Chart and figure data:
☆ ☆ ☆ ☆ ☆
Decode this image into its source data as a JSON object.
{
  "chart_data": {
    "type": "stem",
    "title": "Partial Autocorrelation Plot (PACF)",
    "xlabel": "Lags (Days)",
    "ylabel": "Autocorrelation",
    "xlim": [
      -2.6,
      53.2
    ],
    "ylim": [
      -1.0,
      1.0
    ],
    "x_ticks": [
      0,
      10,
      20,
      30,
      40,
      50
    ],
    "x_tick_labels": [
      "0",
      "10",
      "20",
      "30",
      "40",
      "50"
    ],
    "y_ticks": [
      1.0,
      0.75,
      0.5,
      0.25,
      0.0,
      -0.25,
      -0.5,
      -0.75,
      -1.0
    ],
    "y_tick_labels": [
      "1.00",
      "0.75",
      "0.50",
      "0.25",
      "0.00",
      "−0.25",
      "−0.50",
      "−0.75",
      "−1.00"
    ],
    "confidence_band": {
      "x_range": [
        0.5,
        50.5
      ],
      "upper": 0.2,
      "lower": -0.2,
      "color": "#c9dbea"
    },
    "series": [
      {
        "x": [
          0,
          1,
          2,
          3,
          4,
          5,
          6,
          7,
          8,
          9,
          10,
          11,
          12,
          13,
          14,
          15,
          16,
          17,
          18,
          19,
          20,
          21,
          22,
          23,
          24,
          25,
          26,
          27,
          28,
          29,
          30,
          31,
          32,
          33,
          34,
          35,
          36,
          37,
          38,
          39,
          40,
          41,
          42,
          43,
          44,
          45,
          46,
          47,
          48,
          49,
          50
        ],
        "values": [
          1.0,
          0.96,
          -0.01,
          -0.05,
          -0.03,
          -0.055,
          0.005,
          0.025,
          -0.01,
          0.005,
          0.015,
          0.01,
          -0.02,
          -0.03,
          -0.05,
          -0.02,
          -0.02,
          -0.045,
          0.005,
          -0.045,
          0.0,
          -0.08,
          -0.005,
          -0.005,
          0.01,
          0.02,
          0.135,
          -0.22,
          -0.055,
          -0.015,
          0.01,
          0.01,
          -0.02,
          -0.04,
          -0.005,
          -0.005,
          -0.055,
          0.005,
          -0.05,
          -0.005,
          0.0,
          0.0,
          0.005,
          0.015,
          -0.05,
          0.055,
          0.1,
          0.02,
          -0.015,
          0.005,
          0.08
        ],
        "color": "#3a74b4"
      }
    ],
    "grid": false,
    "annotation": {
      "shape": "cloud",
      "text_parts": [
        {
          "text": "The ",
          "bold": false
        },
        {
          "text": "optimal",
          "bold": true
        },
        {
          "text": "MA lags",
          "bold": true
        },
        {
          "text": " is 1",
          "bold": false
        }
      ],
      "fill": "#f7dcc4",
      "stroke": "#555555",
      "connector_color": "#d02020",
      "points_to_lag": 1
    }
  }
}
☆ ☆ ☆ ☆ ☆
→ WHAT TO WORK ON
In the material above, tally every line with the string "Autocorrelation" in it, then give that number alone.

→ FINAL RESULT
2